(Dataset listings of figures)
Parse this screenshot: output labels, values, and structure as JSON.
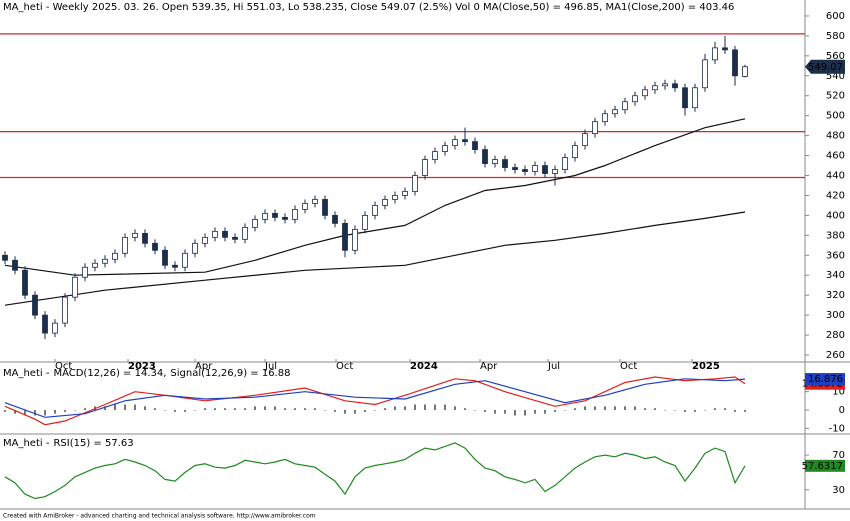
{
  "chart_data": [
    {
      "type": "candlestick",
      "title": "MA_heti - Weekly 2025. 03. 26. Open 539.35, Hi 551.03, Lo 538.235, Close 549.07 (2.5%) Vol 0 MA(Close,50) = 496.85, MA1(Close,200) = 403.46",
      "up_color": "#ffffff",
      "down_color": "#1c2e4a",
      "open": [
        360,
        355,
        345,
        320,
        300,
        282,
        292,
        318,
        338,
        348,
        352,
        356,
        362,
        378,
        382,
        372,
        365,
        350,
        348,
        362,
        372,
        378,
        384,
        378,
        376,
        388,
        396,
        402,
        398,
        396,
        406,
        412,
        416,
        400,
        392,
        365,
        386,
        400,
        410,
        416,
        420,
        424,
        440,
        456,
        464,
        470,
        476,
        474,
        466,
        452,
        456,
        448,
        446,
        444,
        450,
        442,
        446,
        458,
        470,
        482,
        494,
        502,
        506,
        514,
        520,
        526,
        530,
        532,
        528,
        508,
        528,
        556,
        568,
        566,
        539.35
      ],
      "high": [
        364,
        359,
        349,
        324,
        304,
        296,
        322,
        342,
        352,
        356,
        360,
        366,
        382,
        386,
        386,
        376,
        369,
        354,
        366,
        376,
        382,
        388,
        388,
        382,
        392,
        400,
        406,
        406,
        402,
        410,
        416,
        420,
        420,
        404,
        396,
        390,
        404,
        414,
        420,
        424,
        428,
        444,
        460,
        468,
        474,
        480,
        488,
        478,
        470,
        460,
        460,
        452,
        450,
        454,
        454,
        450,
        462,
        474,
        486,
        498,
        506,
        510,
        518,
        524,
        530,
        534,
        536,
        536,
        532,
        532,
        562,
        574,
        580,
        570,
        551.03
      ],
      "low": [
        351,
        341,
        316,
        296,
        276,
        278,
        288,
        314,
        334,
        344,
        348,
        352,
        358,
        374,
        368,
        361,
        346,
        344,
        344,
        358,
        368,
        374,
        374,
        372,
        372,
        384,
        392,
        394,
        392,
        392,
        402,
        408,
        396,
        388,
        358,
        361,
        382,
        396,
        406,
        412,
        416,
        420,
        436,
        452,
        460,
        466,
        470,
        462,
        448,
        448,
        444,
        442,
        440,
        440,
        438,
        430,
        442,
        454,
        466,
        478,
        490,
        498,
        502,
        510,
        516,
        522,
        526,
        524,
        500,
        504,
        524,
        552,
        562,
        530,
        538.235
      ],
      "close": [
        355,
        345,
        320,
        300,
        282,
        292,
        318,
        338,
        348,
        352,
        356,
        362,
        378,
        382,
        372,
        365,
        350,
        348,
        362,
        372,
        378,
        384,
        378,
        376,
        388,
        396,
        402,
        398,
        396,
        406,
        412,
        416,
        400,
        392,
        365,
        386,
        400,
        410,
        416,
        420,
        424,
        440,
        456,
        464,
        470,
        476,
        474,
        466,
        452,
        456,
        448,
        446,
        444,
        450,
        442,
        446,
        458,
        470,
        482,
        494,
        502,
        506,
        514,
        520,
        526,
        530,
        532,
        528,
        508,
        528,
        556,
        568,
        566,
        540,
        549.07
      ],
      "series": [
        {
          "name": "MA(Close,50)",
          "color": "#111111",
          "x": [
            0,
            7,
            20,
            25,
            30,
            34,
            40,
            44,
            48,
            52,
            57,
            60,
            65,
            70,
            74
          ],
          "values": [
            350,
            340,
            343,
            355,
            370,
            380,
            390,
            410,
            425,
            430,
            440,
            450,
            470,
            488,
            496.85
          ]
        },
        {
          "name": "MA1(Close,200)",
          "color": "#111111",
          "x": [
            0,
            10,
            20,
            30,
            40,
            45,
            50,
            55,
            60,
            65,
            70,
            74
          ],
          "values": [
            310,
            325,
            335,
            345,
            350,
            360,
            370,
            375,
            382,
            390,
            397,
            403.46
          ]
        }
      ],
      "hlines": [
        582,
        484,
        438
      ],
      "hline_color": "#d62728",
      "ylim": [
        253,
        614
      ],
      "yticks": [
        260,
        280,
        300,
        320,
        340,
        360,
        380,
        400,
        420,
        440,
        460,
        480,
        500,
        520,
        540,
        560,
        580,
        600
      ],
      "xticks": [
        {
          "value": 5,
          "label": "Oct"
        },
        {
          "value": 12.3,
          "label": "2023"
        },
        {
          "value": 19,
          "label": "Apr"
        },
        {
          "value": 26,
          "label": "Jul"
        },
        {
          "value": 33.1,
          "label": "Oct"
        },
        {
          "value": 40.5,
          "label": "2024"
        },
        {
          "value": 47.5,
          "label": "Apr"
        },
        {
          "value": 54.3,
          "label": "Jul"
        },
        {
          "value": 61.5,
          "label": "Oct"
        },
        {
          "value": 68.7,
          "label": "2025"
        }
      ],
      "badge_color": "#1c2e4a"
    },
    {
      "type": "macd",
      "title": "MA_heti -",
      "series": [
        {
          "name": "MACD(12,26)",
          "label": "MACD(12,26) = 14.34,",
          "badge": "14.3372",
          "color": "#e0201b",
          "x": [
            0,
            3,
            4,
            6,
            10,
            13,
            16,
            20,
            25,
            30,
            34,
            37,
            40,
            45,
            47,
            50,
            55,
            58,
            62,
            65,
            68,
            71,
            73,
            74
          ],
          "values": [
            2,
            -5,
            -8,
            -6,
            3,
            10,
            8,
            5,
            8,
            12,
            5,
            3,
            8,
            17,
            16,
            10,
            2,
            5,
            15,
            18,
            16,
            17,
            18,
            14.34
          ]
        },
        {
          "name": "Signal(12,26,9)",
          "label": "Signal(12,26,9) = 16.88",
          "badge": "16.876",
          "color": "#1f3fbf",
          "x": [
            0,
            4,
            8,
            12,
            16,
            20,
            25,
            30,
            35,
            40,
            45,
            48,
            52,
            56,
            60,
            64,
            68,
            72,
            74
          ],
          "values": [
            4,
            -4,
            -2,
            5,
            8,
            6,
            7,
            10,
            7,
            6,
            14,
            16,
            10,
            4,
            8,
            14,
            17,
            16,
            16.88
          ]
        }
      ],
      "histogram": [
        -1,
        -2,
        -3,
        -3,
        -3,
        -2,
        -1,
        0,
        1,
        2,
        2,
        3,
        3,
        3,
        2,
        1,
        0,
        -1,
        -1,
        0,
        1,
        1,
        1,
        1,
        1,
        2,
        2,
        2,
        1,
        1,
        1,
        1,
        0,
        -1,
        -2,
        -2,
        -1,
        0,
        1,
        2,
        2,
        3,
        3,
        3,
        3,
        2,
        1,
        0,
        -1,
        -2,
        -2,
        -3,
        -3,
        -2,
        -2,
        -1,
        0,
        1,
        2,
        2,
        2,
        2,
        2,
        2,
        1,
        1,
        0,
        0,
        -1,
        -1,
        0,
        1,
        1,
        -1,
        -1
      ],
      "histogram_color": "#555555",
      "ylim": [
        -12,
        24
      ],
      "yticks": [
        10,
        0,
        -10
      ]
    },
    {
      "type": "rsi",
      "title": "MA_heti -",
      "series": [
        {
          "name": "RSI(15)",
          "label": "RSI(15) = 57.63",
          "badge": "57.6317",
          "color": "#1e8a1e",
          "values": [
            45,
            38,
            25,
            20,
            22,
            28,
            35,
            45,
            50,
            55,
            58,
            60,
            65,
            62,
            58,
            52,
            42,
            40,
            50,
            58,
            60,
            56,
            55,
            58,
            64,
            62,
            60,
            62,
            65,
            60,
            58,
            56,
            48,
            40,
            25,
            45,
            55,
            58,
            60,
            62,
            65,
            72,
            78,
            76,
            80,
            84,
            78,
            65,
            55,
            52,
            45,
            42,
            38,
            42,
            28,
            35,
            45,
            55,
            62,
            68,
            70,
            68,
            72,
            70,
            66,
            68,
            62,
            58,
            40,
            55,
            72,
            78,
            74,
            38,
            57.63
          ]
        }
      ],
      "ylim": [
        9,
        92
      ],
      "yticks": [
        70,
        30
      ]
    }
  ],
  "footer": "Created with AmiBroker - advanced charting and technical analysis software. http://www.amibroker.com"
}
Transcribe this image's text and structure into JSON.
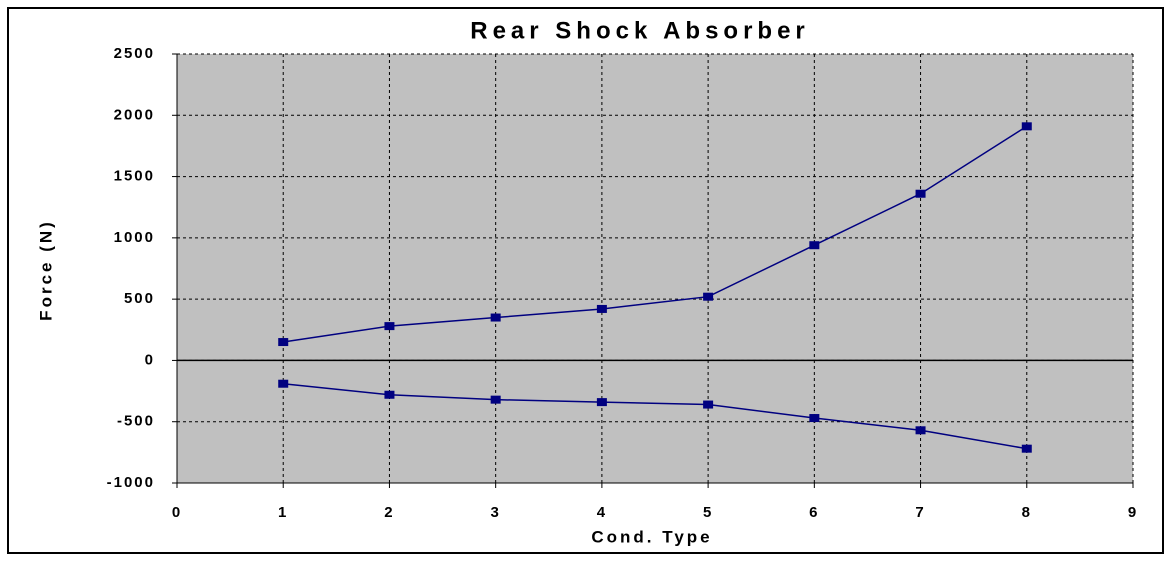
{
  "chart_data": {
    "type": "line",
    "title": "Rear Shock Absorber",
    "x_label": "Cond. Type",
    "y_label": "Force (N)",
    "x": [
      1,
      2,
      3,
      4,
      5,
      6,
      7,
      8
    ],
    "series": [
      {
        "color": "#000080",
        "values": [
          150,
          280,
          350,
          420,
          520,
          940,
          1360,
          1910
        ]
      },
      {
        "color": "#000080",
        "values": [
          -190,
          -280,
          -320,
          -340,
          -360,
          -470,
          -570,
          -720
        ]
      }
    ],
    "xlim": [
      0,
      9
    ],
    "xticks": [
      0,
      1,
      2,
      3,
      4,
      5,
      6,
      7,
      8,
      9
    ],
    "ylim": [
      -1000,
      2500
    ],
    "yticks": [
      -1000,
      -500,
      0,
      500,
      1000,
      1500,
      2000,
      2500
    ],
    "grid": true,
    "plot_background": "#c0c0c0"
  }
}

**THE TASK**
Among the lines of the listing, how many hold the string "title"? Respond with only the number.

**COMPLETED TASK**
4